# The problem:
Make an exact copy of all the entries below, with the pictures left out.

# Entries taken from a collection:

--- Start ---

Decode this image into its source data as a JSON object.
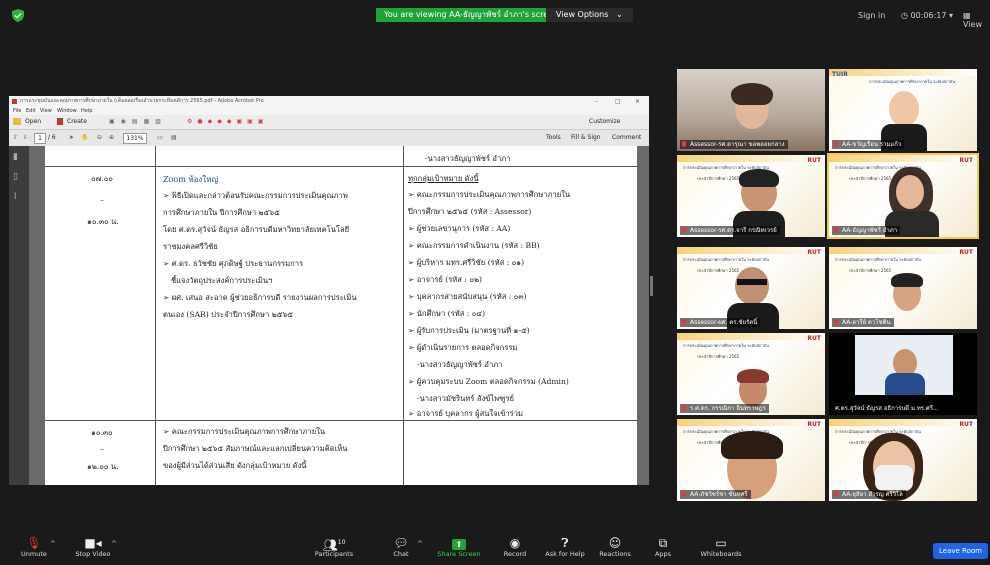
{
  "top": {
    "banner": "You are viewing AA-ธัญญาพัชร์ อำภา's screen",
    "view_options": "View Options",
    "view_options_caret": "⌄",
    "sign_in": "Sign in",
    "timer": "00:06:17",
    "view": "View",
    "accent_green": "#1fa33a"
  },
  "acrobat": {
    "title": "การแระชุมมันและคุณภาพการศึกษาภายใน (เต็มยอดเรื่องอำนวยกระหึมคดีการ 2565.pdf - Adobe Acrobat Pro",
    "menu": [
      "File",
      "Edit",
      "View",
      "Window",
      "Help"
    ],
    "open": "Open",
    "create": "Create",
    "customize": "Customize",
    "page_num": "1",
    "page_total": "/ 6",
    "zoom": "131%",
    "tools": "Tools",
    "fill_sign": "Fill & Sign",
    "comment": "Comment"
  },
  "doc": {
    "top_right": "-นางสาวธัญญาพัชร์  อำภา",
    "row1": {
      "time_start": "๐๗.๐๐",
      "dash": "–",
      "time_end": "๑๐.๓๐ น.",
      "left": [
        "Zoom ห้องใหญ่",
        "➢ พิธีเปิดและกล่าวต้อนรับคณะกรรมการประเมินคุณภาพ",
        "การศึกษาภายใน ปีการศึกษา ๒๕๖๕",
        "โดย ศ.ดร.สุวัจน์  ธัญรส อธิการบดีมหาวิทยาลัยเทคโนโลยี",
        "ราชมงคลศรีวิชัย",
        "➢ ศ.ดร. ธวัชชัย  ศุภดิษฐ์ ประธานกรรมการ",
        "ชี้แจงวัตถุประสงค์การประเมินฯ",
        "➢ ผศ. เสนอ  สะอาด ผู้ช่วยอธิการบดี รายงานผลการประเมิน",
        "ตนเอง (SAR) ประจำปีการศึกษา ๒๕๖๕"
      ],
      "right_head": "ทุกกลุ่มเป้าหมาย ดังนี้",
      "right": [
        "➢ คณะกรรมการประเมินคุณภาพการศึกษาภายใน",
        "ปีการศึกษา ๒๕๖๕ (รหัส : Assessor)",
        "➢ ผู้ช่วยเลขานุการ (รหัส : AA)",
        "➢ คณะกรรมการดำเนินงาน (รหัส : BB)",
        "➢ ผู้บริหาร มทร.ศรีวิชัย (รหัส : ๐๑)",
        "➢ อาจารย์ (รหัส : ๐๒)",
        "➢ บุคลากรสายสนับสนุน (รหัส : ๐๓)",
        "➢ นักศึกษา (รหัส : ๐๔)",
        "➢ ผู้รับการประเมิน (มาตรฐานที่ ๑-๕)",
        "➢ ผู้ดำเนินรายการ ตลอดกิจกรรม",
        "-นางสาวธัญญาพัชร์  อำภา",
        "➢ ผู้ควบคุมระบบ Zoom ตลอดกิจกรรม (Admin)",
        "-นางสาวมัชรินทร์  สังข์ไพฑูรย์",
        "➢ อาจารย์ บุคลากร ผู้สนใจเข้าร่วม"
      ]
    },
    "row2": {
      "time_start": "๑๐.๓๐",
      "dash": "–",
      "time_end": "๑๒.๐๐ น.",
      "left": [
        "➢ คณะกรรมการประเมินคุณภาพการศึกษาภายใน",
        "ปีการศึกษา ๒๕๖๕  สัมภาษณ์และแลกเปลี่ยนความคิดเห็น",
        "ของผู้มีส่วนได้ส่วนเสีย  ดังกลุ่มเป้าหมาย ดังนี้"
      ]
    }
  },
  "participants": [
    {
      "name": "Assessor-รศ.ดารุณา ขอพลอยกลาง"
    },
    {
      "name": "AA-ขวัญเรือน  รามแก้ว"
    },
    {
      "name": "Assessor-รศ.ดร.จารี กรณิทเวรย์"
    },
    {
      "name": "AA-ธัญญาพัชร์  อำภา"
    },
    {
      "name": "Assessor-ผศ. ดร.ชัยรัตนิ์"
    },
    {
      "name": "AA-อารีย์ ดาโชติน"
    },
    {
      "name": "ร.ศ.ดร. กรรณิกา อินทราษฎร"
    },
    {
      "name": "ศ.ดร.สุวัจน์ ธัญรส อธิการบดี ม.ทร.ศรี..."
    },
    {
      "name": "AA-ภัชวัชร์ชา ขันทศรี"
    },
    {
      "name": "AA-ยุสิยา สำรญ ศรีวิไล"
    }
  ],
  "slide": {
    "title": "การประเมินคุณภาพการศึกษาภายใน ระดับสถาบัน",
    "year": "ประจำปีการศึกษา 2565",
    "logo": "RUT",
    "tile2_logo": "TUIR"
  },
  "toolbar": {
    "unmute": "Unmute",
    "stop_video": "Stop Video",
    "participants": "Participants",
    "participants_count": "10",
    "chat": "Chat",
    "share_screen": "Share Screen",
    "record": "Record",
    "ask_help": "Ask for Help",
    "reactions": "Reactions",
    "apps": "Apps",
    "whiteboards": "Whiteboards",
    "leave": "Leave Room",
    "caret": "^"
  }
}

--- End ---

# Output below:
Decode this image into its source data as a JSON object.
{
  "top": {
    "banner": "You are viewing AA-ธัญญาพัชร์ อำภา's screen",
    "view_options": "View Options",
    "view_options_caret": "⌄",
    "sign_in": "Sign in",
    "timer": "00:06:17",
    "view": "View",
    "accent_green": "#1fa33a"
  },
  "acrobat": {
    "title": "การแระชุมมันและคุณภาพการศึกษาภายใน (เต็มยอดเรื่องอำนวยกระหึมคดีการ 2565.pdf - Adobe Acrobat Pro",
    "menu": [
      "File",
      "Edit",
      "View",
      "Window",
      "Help"
    ],
    "open": "Open",
    "create": "Create",
    "customize": "Customize",
    "page_num": "1",
    "page_total": "/ 6",
    "zoom": "131%",
    "tools": "Tools",
    "fill_sign": "Fill & Sign",
    "comment": "Comment"
  },
  "doc": {
    "top_right": "-นางสาวธัญญาพัชร์  อำภา",
    "row1": {
      "time_start": "๐๗.๐๐",
      "dash": "–",
      "time_end": "๑๐.๓๐ น.",
      "left": [
        "Zoom ห้องใหญ่",
        "➢ พิธีเปิดและกล่าวต้อนรับคณะกรรมการประเมินคุณภาพ",
        "การศึกษาภายใน ปีการศึกษา ๒๕๖๕",
        "โดย ศ.ดร.สุวัจน์  ธัญรส อธิการบดีมหาวิทยาลัยเทคโนโลยี",
        "ราชมงคลศรีวิชัย",
        "➢ ศ.ดร. ธวัชชัย  ศุภดิษฐ์ ประธานกรรมการ",
        "ชี้แจงวัตถุประสงค์การประเมินฯ",
        "➢ ผศ. เสนอ  สะอาด ผู้ช่วยอธิการบดี รายงานผลการประเมิน",
        "ตนเอง (SAR) ประจำปีการศึกษา ๒๕๖๕"
      ],
      "right_head": "ทุกกลุ่มเป้าหมาย ดังนี้",
      "right": [
        "➢ คณะกรรมการประเมินคุณภาพการศึกษาภายใน",
        "ปีการศึกษา ๒๕๖๕ (รหัส : Assessor)",
        "➢ ผู้ช่วยเลขานุการ (รหัส : AA)",
        "➢ คณะกรรมการดำเนินงาน (รหัส : BB)",
        "➢ ผู้บริหาร มทร.ศรีวิชัย (รหัส : ๐๑)",
        "➢ อาจารย์ (รหัส : ๐๒)",
        "➢ บุคลากรสายสนับสนุน (รหัส : ๐๓)",
        "➢ นักศึกษา (รหัส : ๐๔)",
        "➢ ผู้รับการประเมิน (มาตรฐานที่ ๑-๕)",
        "➢ ผู้ดำเนินรายการ ตลอดกิจกรรม",
        "-นางสาวธัญญาพัชร์  อำภา",
        "➢ ผู้ควบคุมระบบ Zoom ตลอดกิจกรรม (Admin)",
        "-นางสาวมัชรินทร์  สังข์ไพฑูรย์",
        "➢ อาจารย์ บุคลากร ผู้สนใจเข้าร่วม"
      ]
    },
    "row2": {
      "time_start": "๑๐.๓๐",
      "dash": "–",
      "time_end": "๑๒.๐๐ น.",
      "left": [
        "➢ คณะกรรมการประเมินคุณภาพการศึกษาภายใน",
        "ปีการศึกษา ๒๕๖๕  สัมภาษณ์และแลกเปลี่ยนความคิดเห็น",
        "ของผู้มีส่วนได้ส่วนเสีย  ดังกลุ่มเป้าหมาย ดังนี้"
      ]
    }
  },
  "participants": [
    {
      "name": "Assessor-รศ.ดารุณา ขอพลอยกลาง"
    },
    {
      "name": "AA-ขวัญเรือน  รามแก้ว"
    },
    {
      "name": "Assessor-รศ.ดร.จารี กรณิทเวรย์"
    },
    {
      "name": "AA-ธัญญาพัชร์  อำภา"
    },
    {
      "name": "Assessor-ผศ. ดร.ชัยรัตนิ์"
    },
    {
      "name": "AA-อารีย์ ดาโชติน"
    },
    {
      "name": "ร.ศ.ดร. กรรณิกา อินทราษฎร"
    },
    {
      "name": "ศ.ดร.สุวัจน์ ธัญรส อธิการบดี ม.ทร.ศรี..."
    },
    {
      "name": "AA-ภัชวัชร์ชา ขันทศรี"
    },
    {
      "name": "AA-ยุสิยา สำรญ ศรีวิไล"
    }
  ],
  "slide": {
    "title": "การประเมินคุณภาพการศึกษาภายใน ระดับสถาบัน",
    "year": "ประจำปีการศึกษา 2565",
    "logo": "RUT",
    "tile2_logo": "TUIR"
  },
  "toolbar": {
    "unmute": "Unmute",
    "stop_video": "Stop Video",
    "participants": "Participants",
    "participants_count": "10",
    "chat": "Chat",
    "share_screen": "Share Screen",
    "record": "Record",
    "ask_help": "Ask for Help",
    "reactions": "Reactions",
    "apps": "Apps",
    "whiteboards": "Whiteboards",
    "leave": "Leave Room",
    "caret": "^"
  }
}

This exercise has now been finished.